Instructions for the task: Each entry below should be reproduced character for character.

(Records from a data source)
────────────────────────────────────────

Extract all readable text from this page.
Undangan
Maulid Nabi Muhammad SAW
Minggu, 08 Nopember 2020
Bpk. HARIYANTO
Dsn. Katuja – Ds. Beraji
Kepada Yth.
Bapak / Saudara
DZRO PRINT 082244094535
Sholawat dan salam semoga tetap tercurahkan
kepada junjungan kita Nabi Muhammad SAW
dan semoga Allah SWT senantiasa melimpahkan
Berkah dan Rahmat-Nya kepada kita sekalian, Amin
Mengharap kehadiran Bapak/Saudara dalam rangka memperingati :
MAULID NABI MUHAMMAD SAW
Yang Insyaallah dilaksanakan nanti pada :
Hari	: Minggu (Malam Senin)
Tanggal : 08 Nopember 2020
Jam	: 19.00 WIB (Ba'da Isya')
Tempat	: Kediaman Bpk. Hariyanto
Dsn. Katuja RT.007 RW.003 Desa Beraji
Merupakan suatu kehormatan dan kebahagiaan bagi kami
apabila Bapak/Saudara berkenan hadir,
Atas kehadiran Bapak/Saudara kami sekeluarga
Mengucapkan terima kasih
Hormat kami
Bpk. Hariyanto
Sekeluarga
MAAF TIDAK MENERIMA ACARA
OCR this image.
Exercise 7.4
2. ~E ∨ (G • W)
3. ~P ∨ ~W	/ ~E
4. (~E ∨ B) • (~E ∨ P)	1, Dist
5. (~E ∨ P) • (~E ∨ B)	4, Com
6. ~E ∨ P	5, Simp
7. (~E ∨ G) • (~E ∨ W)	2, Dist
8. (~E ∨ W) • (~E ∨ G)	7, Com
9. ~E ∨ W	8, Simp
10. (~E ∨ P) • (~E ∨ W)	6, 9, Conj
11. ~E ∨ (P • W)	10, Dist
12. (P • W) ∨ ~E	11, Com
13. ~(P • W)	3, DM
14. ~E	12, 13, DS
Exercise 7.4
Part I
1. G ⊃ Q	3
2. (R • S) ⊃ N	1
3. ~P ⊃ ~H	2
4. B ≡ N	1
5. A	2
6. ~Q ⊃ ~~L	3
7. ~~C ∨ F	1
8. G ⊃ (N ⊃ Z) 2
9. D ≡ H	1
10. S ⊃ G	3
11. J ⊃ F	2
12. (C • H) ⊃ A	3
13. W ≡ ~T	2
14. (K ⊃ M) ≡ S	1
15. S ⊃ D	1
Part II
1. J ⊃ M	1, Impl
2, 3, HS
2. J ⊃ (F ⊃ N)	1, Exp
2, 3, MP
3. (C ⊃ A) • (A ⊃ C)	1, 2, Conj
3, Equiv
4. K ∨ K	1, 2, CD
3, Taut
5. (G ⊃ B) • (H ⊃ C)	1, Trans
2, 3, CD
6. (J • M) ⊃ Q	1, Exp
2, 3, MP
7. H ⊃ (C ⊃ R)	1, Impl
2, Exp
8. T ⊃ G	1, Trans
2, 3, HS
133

────────────────────────────────────────

Exercise response:
Extract all readable text from this page.
Undangan
Maulid Nabi Muhammad SAW
Minggu, 08 Nopember 2020
Bpk. HARIYANTO
Dsn. Katuja – Ds. Beraji
Kepada Yth.
Bapak / Saudara
DZRO PRINT 082244094535
Sholawat dan salam semoga tetap tercurahkan
kepada junjungan kita Nabi Muhammad SAW
dan semoga Allah SWT senantiasa melimpahkan
Berkah dan Rahmat-Nya kepada kita sekalian, Amin
Mengharap kehadiran Bapak/Saudara dalam rangka memperingati :
MAULID NABI MUHAMMAD SAW
Yang Insyaallah dilaksanakan nanti pada :
Hari	: Minggu (Malam Senin)
Tanggal : 08 Nopember 2020
Jam	: 19.00 WIB (Ba'da Isya')
Tempat	: Kediaman Bpk. Hariyanto
Dsn. Katuja RT.007 RW.003 Desa Beraji
Merupakan suatu kehormatan dan kebahagiaan bagi kami
apabila Bapak/Saudara berkenan hadir,
Atas kehadiran Bapak/Saudara kami sekeluarga
Mengucapkan terima kasih
Hormat kami
Bpk. Hariyanto
Sekeluarga
MAAF TIDAK MENERIMA ACARA
OCR this image.
Exercise 7.4
2. ~E ∨ (G • W)
3. ~P ∨ ~W	/ ~E
4. (~E ∨ B) • (~E ∨ P)	1, Dist
5. (~E ∨ P) • (~E ∨ B)	4, Com
6. ~E ∨ P	5, Simp
7. (~E ∨ G) • (~E ∨ W)	2, Dist
8. (~E ∨ W) • (~E ∨ G)	7, Com
9. ~E ∨ W	8, Simp
10. (~E ∨ P) • (~E ∨ W)	6, 9, Conj
11. ~E ∨ (P • W)	10, Dist
12. (P • W) ∨ ~E	11, Com
13. ~(P • W)	3, DM
14. ~E	12, 13, DS
Exercise 7.4
Part I
1. G ⊃ Q	3
2. (R • S) ⊃ N	1
3. ~P ⊃ ~H	2
4. B ≡ N	1
5. A	2
6. ~Q ⊃ ~~L	3
7. ~~C ∨ F	1
8. G ⊃ (N ⊃ Z) 2
9. D ≡ H	1
10. S ⊃ G	3
11. J ⊃ F	2
12. (C • H) ⊃ A	3
13. W ≡ ~T	2
14. (K ⊃ M) ≡ S	1
15. S ⊃ D	1
Part II
1. J ⊃ M	1, Impl
2, 3, HS
2. J ⊃ (F ⊃ N)	1, Exp
2, 3, MP
3. (C ⊃ A) • (A ⊃ C)	1, 2, Conj
3, Equiv
4. K ∨ K	1, 2, CD
3, Taut
5. (G ⊃ B) • (H ⊃ C)	1, Trans
2, 3, CD
6. (J • M) ⊃ Q	1, Exp
2, 3, MP
7. H ⊃ (C ⊃ R)	1, Impl
2, Exp
8. T ⊃ G	1, Trans
2, 3, HS
133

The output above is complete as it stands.